[Data listing]
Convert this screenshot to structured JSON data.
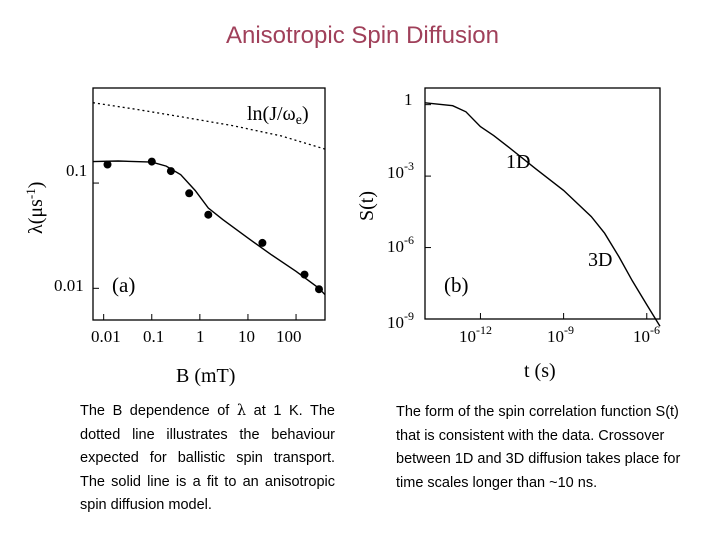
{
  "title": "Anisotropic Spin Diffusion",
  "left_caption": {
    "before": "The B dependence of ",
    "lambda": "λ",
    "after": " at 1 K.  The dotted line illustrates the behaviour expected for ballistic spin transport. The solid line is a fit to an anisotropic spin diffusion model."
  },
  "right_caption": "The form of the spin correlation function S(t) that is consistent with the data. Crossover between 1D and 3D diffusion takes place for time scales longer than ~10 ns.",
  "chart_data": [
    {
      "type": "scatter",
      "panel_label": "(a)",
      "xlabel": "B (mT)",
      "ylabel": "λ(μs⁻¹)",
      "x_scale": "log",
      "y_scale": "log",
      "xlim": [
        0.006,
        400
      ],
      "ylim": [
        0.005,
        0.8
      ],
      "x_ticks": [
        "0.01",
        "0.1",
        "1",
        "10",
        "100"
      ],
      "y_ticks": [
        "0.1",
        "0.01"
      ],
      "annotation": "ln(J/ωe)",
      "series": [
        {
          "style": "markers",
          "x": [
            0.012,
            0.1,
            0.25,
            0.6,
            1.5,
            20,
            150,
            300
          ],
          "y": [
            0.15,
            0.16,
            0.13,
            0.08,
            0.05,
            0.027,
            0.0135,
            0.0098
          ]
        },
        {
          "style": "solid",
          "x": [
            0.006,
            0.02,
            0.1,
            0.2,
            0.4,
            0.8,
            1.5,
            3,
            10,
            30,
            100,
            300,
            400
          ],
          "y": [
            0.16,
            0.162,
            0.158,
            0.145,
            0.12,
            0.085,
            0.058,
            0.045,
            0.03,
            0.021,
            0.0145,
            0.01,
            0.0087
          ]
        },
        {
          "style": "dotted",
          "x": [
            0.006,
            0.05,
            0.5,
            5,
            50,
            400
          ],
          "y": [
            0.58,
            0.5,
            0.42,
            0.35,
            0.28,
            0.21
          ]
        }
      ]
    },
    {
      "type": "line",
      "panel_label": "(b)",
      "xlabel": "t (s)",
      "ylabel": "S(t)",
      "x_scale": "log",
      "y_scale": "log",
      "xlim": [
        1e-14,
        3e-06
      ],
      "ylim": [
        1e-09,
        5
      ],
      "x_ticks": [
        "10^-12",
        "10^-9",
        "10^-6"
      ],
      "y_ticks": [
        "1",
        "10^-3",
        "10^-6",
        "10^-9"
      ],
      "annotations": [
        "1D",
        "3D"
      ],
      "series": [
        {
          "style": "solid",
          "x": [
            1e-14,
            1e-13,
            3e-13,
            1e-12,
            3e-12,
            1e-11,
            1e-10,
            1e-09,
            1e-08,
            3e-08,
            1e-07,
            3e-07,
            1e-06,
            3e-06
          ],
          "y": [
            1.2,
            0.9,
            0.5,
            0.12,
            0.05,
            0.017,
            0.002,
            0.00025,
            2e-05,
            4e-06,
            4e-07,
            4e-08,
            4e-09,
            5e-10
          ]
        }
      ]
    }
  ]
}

- **GIVEN INSTRUCTION**
All of the entries above should be copied exactly, except for the pictures.

- **PROBLEM SOLUTION**
Convert this screenshot to structured JSON data.
{
  "title": "Anisotropic Spin Diffusion",
  "left_caption": {
    "before": "The B dependence of ",
    "lambda": "λ",
    "after": " at 1 K.  The dotted line illustrates the behaviour expected for ballistic spin transport. The solid line is a fit to an anisotropic spin diffusion model."
  },
  "right_caption": "The form of the spin correlation function S(t) that is consistent with the data. Crossover between 1D and 3D diffusion takes place for time scales longer than ~10 ns.",
  "chart_data": [
    {
      "type": "scatter",
      "panel_label": "(a)",
      "xlabel": "B (mT)",
      "ylabel": "λ(μs⁻¹)",
      "x_scale": "log",
      "y_scale": "log",
      "xlim": [
        0.006,
        400
      ],
      "ylim": [
        0.005,
        0.8
      ],
      "x_ticks": [
        "0.01",
        "0.1",
        "1",
        "10",
        "100"
      ],
      "y_ticks": [
        "0.1",
        "0.01"
      ],
      "annotation": "ln(J/ωe)",
      "series": [
        {
          "style": "markers",
          "x": [
            0.012,
            0.1,
            0.25,
            0.6,
            1.5,
            20,
            150,
            300
          ],
          "y": [
            0.15,
            0.16,
            0.13,
            0.08,
            0.05,
            0.027,
            0.0135,
            0.0098
          ]
        },
        {
          "style": "solid",
          "x": [
            0.006,
            0.02,
            0.1,
            0.2,
            0.4,
            0.8,
            1.5,
            3,
            10,
            30,
            100,
            300,
            400
          ],
          "y": [
            0.16,
            0.162,
            0.158,
            0.145,
            0.12,
            0.085,
            0.058,
            0.045,
            0.03,
            0.021,
            0.0145,
            0.01,
            0.0087
          ]
        },
        {
          "style": "dotted",
          "x": [
            0.006,
            0.05,
            0.5,
            5,
            50,
            400
          ],
          "y": [
            0.58,
            0.5,
            0.42,
            0.35,
            0.28,
            0.21
          ]
        }
      ]
    },
    {
      "type": "line",
      "panel_label": "(b)",
      "xlabel": "t (s)",
      "ylabel": "S(t)",
      "x_scale": "log",
      "y_scale": "log",
      "xlim": [
        1e-14,
        3e-06
      ],
      "ylim": [
        1e-09,
        5
      ],
      "x_ticks": [
        "10^-12",
        "10^-9",
        "10^-6"
      ],
      "y_ticks": [
        "1",
        "10^-3",
        "10^-6",
        "10^-9"
      ],
      "annotations": [
        "1D",
        "3D"
      ],
      "series": [
        {
          "style": "solid",
          "x": [
            1e-14,
            1e-13,
            3e-13,
            1e-12,
            3e-12,
            1e-11,
            1e-10,
            1e-09,
            1e-08,
            3e-08,
            1e-07,
            3e-07,
            1e-06,
            3e-06
          ],
          "y": [
            1.2,
            0.9,
            0.5,
            0.12,
            0.05,
            0.017,
            0.002,
            0.00025,
            2e-05,
            4e-06,
            4e-07,
            4e-08,
            4e-09,
            5e-10
          ]
        }
      ]
    }
  ]
}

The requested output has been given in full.